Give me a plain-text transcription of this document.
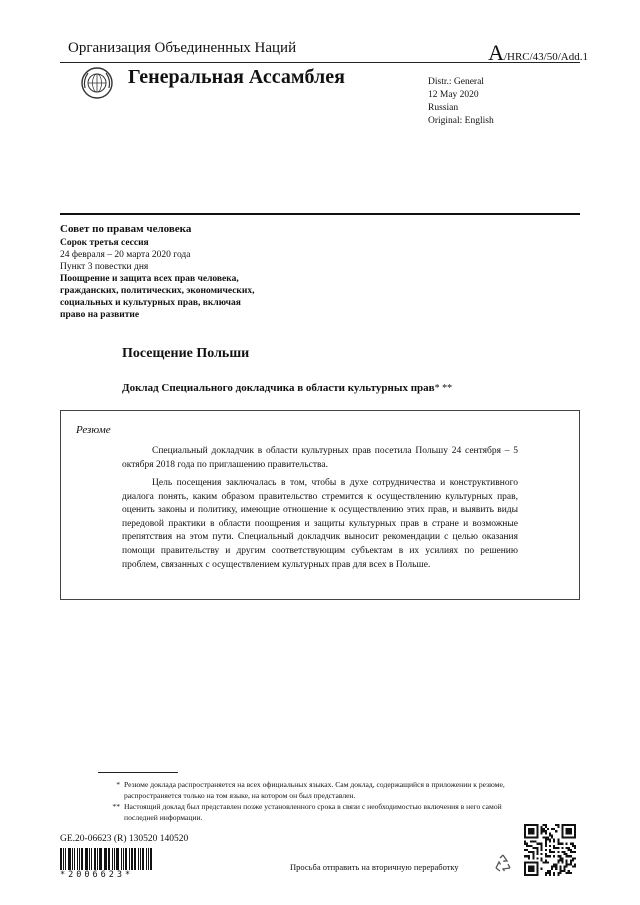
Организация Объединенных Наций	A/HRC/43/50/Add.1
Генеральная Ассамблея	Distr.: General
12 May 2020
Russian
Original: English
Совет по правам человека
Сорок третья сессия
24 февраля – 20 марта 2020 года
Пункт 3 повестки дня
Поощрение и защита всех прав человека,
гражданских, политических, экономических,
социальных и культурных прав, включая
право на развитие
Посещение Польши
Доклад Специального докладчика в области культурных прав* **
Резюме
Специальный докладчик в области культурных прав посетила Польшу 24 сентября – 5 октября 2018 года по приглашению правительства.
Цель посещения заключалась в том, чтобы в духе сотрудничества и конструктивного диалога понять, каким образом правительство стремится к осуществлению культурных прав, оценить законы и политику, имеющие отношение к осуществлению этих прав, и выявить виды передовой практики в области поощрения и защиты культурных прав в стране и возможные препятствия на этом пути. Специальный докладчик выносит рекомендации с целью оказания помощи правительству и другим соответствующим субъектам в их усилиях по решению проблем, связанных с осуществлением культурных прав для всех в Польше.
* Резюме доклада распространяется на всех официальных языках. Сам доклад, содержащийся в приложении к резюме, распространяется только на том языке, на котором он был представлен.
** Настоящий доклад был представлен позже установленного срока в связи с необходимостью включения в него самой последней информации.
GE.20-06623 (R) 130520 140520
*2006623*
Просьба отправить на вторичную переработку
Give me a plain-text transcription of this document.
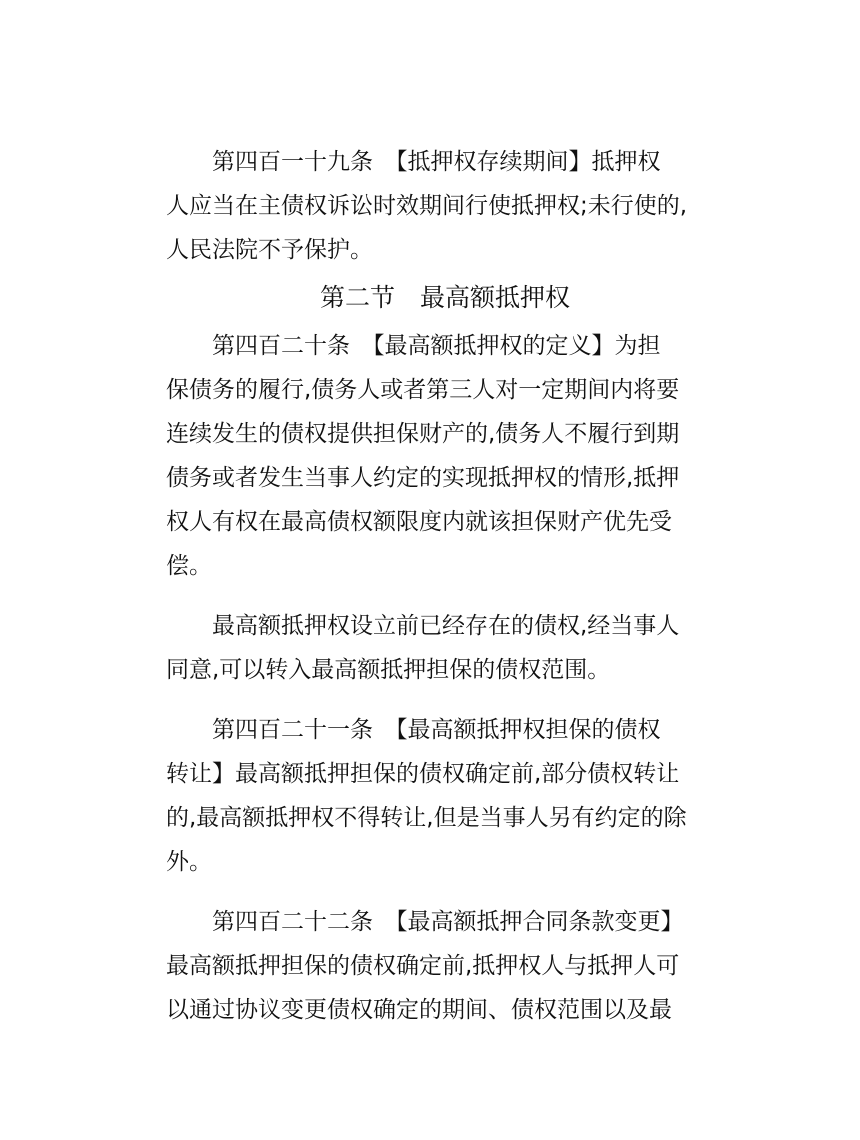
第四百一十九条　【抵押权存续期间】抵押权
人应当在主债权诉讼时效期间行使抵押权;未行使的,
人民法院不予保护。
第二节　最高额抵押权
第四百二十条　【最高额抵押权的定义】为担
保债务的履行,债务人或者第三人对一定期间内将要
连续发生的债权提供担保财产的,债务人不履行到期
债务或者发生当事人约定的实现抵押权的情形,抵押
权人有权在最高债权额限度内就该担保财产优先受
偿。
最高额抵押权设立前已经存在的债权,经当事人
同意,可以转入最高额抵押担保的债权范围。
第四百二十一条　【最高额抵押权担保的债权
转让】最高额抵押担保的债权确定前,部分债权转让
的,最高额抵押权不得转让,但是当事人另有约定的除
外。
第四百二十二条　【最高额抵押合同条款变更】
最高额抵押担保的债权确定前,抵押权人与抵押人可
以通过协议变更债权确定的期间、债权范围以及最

===============

*The problem:*
Filter out all lines lacking the word "представлен" and copy the rest.

*Solution to this exercise:*
* Резюме доклада распространяется на всех официальных языках. Сам доклад, содержащийся в приложении к резюме, распространяется только на том языке, на котором он был представлен.
** Настоящий доклад был представлен позже установленного срока в связи с необходимостью включения в него самой последней информации.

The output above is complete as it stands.